* start Supplied data *
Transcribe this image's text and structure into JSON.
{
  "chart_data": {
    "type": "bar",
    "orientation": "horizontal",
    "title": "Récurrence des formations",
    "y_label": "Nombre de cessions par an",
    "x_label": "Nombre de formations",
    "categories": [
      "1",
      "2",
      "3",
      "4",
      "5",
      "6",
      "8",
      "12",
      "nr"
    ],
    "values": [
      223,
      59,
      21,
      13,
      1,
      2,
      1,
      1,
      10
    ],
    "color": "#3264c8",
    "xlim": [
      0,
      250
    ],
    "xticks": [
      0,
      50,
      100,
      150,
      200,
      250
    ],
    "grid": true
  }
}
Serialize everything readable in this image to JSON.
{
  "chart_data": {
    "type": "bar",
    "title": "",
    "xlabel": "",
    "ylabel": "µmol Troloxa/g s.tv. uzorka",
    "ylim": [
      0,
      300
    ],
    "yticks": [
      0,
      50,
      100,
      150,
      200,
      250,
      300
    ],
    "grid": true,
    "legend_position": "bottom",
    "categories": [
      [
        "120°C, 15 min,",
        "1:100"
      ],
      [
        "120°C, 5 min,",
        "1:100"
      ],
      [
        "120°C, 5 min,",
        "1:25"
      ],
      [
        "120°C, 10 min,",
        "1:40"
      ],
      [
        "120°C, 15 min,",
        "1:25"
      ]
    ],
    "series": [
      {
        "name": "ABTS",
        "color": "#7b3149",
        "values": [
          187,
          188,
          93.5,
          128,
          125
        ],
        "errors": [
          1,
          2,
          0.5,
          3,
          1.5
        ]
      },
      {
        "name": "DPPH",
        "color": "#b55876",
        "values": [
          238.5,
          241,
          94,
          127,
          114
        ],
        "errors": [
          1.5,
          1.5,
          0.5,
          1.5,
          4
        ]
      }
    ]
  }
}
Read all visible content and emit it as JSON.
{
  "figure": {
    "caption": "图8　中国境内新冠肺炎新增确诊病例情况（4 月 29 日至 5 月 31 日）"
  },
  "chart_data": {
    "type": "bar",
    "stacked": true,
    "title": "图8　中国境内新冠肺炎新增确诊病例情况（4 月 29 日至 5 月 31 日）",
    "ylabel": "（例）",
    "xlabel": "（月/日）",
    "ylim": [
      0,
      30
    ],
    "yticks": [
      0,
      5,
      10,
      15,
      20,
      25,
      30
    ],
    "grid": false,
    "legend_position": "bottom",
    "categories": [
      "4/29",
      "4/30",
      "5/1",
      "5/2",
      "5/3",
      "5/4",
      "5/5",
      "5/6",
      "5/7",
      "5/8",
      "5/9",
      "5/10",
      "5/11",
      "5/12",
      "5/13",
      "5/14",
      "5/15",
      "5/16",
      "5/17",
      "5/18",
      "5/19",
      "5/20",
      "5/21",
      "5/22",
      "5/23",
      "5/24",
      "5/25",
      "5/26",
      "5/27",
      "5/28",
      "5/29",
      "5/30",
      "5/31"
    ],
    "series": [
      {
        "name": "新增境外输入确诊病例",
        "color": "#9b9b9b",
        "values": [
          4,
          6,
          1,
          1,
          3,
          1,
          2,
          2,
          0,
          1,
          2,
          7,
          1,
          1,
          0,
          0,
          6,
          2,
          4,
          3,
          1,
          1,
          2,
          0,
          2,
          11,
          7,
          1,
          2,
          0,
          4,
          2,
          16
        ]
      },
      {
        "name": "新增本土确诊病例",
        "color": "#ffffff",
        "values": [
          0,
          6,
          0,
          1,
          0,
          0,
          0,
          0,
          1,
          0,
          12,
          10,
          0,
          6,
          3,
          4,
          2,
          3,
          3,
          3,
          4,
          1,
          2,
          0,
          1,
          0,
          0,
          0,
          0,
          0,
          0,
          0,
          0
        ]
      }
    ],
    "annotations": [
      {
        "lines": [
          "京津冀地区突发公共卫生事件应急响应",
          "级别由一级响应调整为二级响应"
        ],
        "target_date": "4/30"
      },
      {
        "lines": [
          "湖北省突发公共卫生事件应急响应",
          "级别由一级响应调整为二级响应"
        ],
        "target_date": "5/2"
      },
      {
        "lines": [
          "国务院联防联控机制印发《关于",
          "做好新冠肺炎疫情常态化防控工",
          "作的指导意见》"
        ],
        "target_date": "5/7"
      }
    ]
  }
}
* end Supplied data *
[Instructions to follow] Hand back the material above in full, exactly as written.

[Exercise solution]
Transcribe this image's text and structure into JSON.
{
  "chart_data": {
    "type": "bar",
    "orientation": "horizontal",
    "title": "Récurrence des formations",
    "y_label": "Nombre de cessions par an",
    "x_label": "Nombre de formations",
    "categories": [
      "1",
      "2",
      "3",
      "4",
      "5",
      "6",
      "8",
      "12",
      "nr"
    ],
    "values": [
      223,
      59,
      21,
      13,
      1,
      2,
      1,
      1,
      10
    ],
    "color": "#3264c8",
    "xlim": [
      0,
      250
    ],
    "xticks": [
      0,
      50,
      100,
      150,
      200,
      250
    ],
    "grid": true
  }
}
Serialize everything readable in this image to JSON.
{
  "chart_data": {
    "type": "bar",
    "title": "",
    "xlabel": "",
    "ylabel": "µmol Troloxa/g s.tv. uzorka",
    "ylim": [
      0,
      300
    ],
    "yticks": [
      0,
      50,
      100,
      150,
      200,
      250,
      300
    ],
    "grid": true,
    "legend_position": "bottom",
    "categories": [
      [
        "120°C, 15 min,",
        "1:100"
      ],
      [
        "120°C, 5 min,",
        "1:100"
      ],
      [
        "120°C, 5 min,",
        "1:25"
      ],
      [
        "120°C, 10 min,",
        "1:40"
      ],
      [
        "120°C, 15 min,",
        "1:25"
      ]
    ],
    "series": [
      {
        "name": "ABTS",
        "color": "#7b3149",
        "values": [
          187,
          188,
          93.5,
          128,
          125
        ],
        "errors": [
          1,
          2,
          0.5,
          3,
          1.5
        ]
      },
      {
        "name": "DPPH",
        "color": "#b55876",
        "values": [
          238.5,
          241,
          94,
          127,
          114
        ],
        "errors": [
          1.5,
          1.5,
          0.5,
          1.5,
          4
        ]
      }
    ]
  }
}
Read all visible content and emit it as JSON.
{
  "figure": {
    "caption": "图8　中国境内新冠肺炎新增确诊病例情况（4 月 29 日至 5 月 31 日）"
  },
  "chart_data": {
    "type": "bar",
    "stacked": true,
    "title": "图8　中国境内新冠肺炎新增确诊病例情况（4 月 29 日至 5 月 31 日）",
    "ylabel": "（例）",
    "xlabel": "（月/日）",
    "ylim": [
      0,
      30
    ],
    "yticks": [
      0,
      5,
      10,
      15,
      20,
      25,
      30
    ],
    "grid": false,
    "legend_position": "bottom",
    "categories": [
      "4/29",
      "4/30",
      "5/1",
      "5/2",
      "5/3",
      "5/4",
      "5/5",
      "5/6",
      "5/7",
      "5/8",
      "5/9",
      "5/10",
      "5/11",
      "5/12",
      "5/13",
      "5/14",
      "5/15",
      "5/16",
      "5/17",
      "5/18",
      "5/19",
      "5/20",
      "5/21",
      "5/22",
      "5/23",
      "5/24",
      "5/25",
      "5/26",
      "5/27",
      "5/28",
      "5/29",
      "5/30",
      "5/31"
    ],
    "series": [
      {
        "name": "新增境外输入确诊病例",
        "color": "#9b9b9b",
        "values": [
          4,
          6,
          1,
          1,
          3,
          1,
          2,
          2,
          0,
          1,
          2,
          7,
          1,
          1,
          0,
          0,
          6,
          2,
          4,
          3,
          1,
          1,
          2,
          0,
          2,
          11,
          7,
          1,
          2,
          0,
          4,
          2,
          16
        ]
      },
      {
        "name": "新增本土确诊病例",
        "color": "#ffffff",
        "values": [
          0,
          6,
          0,
          1,
          0,
          0,
          0,
          0,
          1,
          0,
          12,
          10,
          0,
          6,
          3,
          4,
          2,
          3,
          3,
          3,
          4,
          1,
          2,
          0,
          1,
          0,
          0,
          0,
          0,
          0,
          0,
          0,
          0
        ]
      }
    ],
    "annotations": [
      {
        "lines": [
          "京津冀地区突发公共卫生事件应急响应",
          "级别由一级响应调整为二级响应"
        ],
        "target_date": "4/30"
      },
      {
        "lines": [
          "湖北省突发公共卫生事件应急响应",
          "级别由一级响应调整为二级响应"
        ],
        "target_date": "5/2"
      },
      {
        "lines": [
          "国务院联防联控机制印发《关于",
          "做好新冠肺炎疫情常态化防控工",
          "作的指导意见》"
        ],
        "target_date": "5/7"
      }
    ]
  }
}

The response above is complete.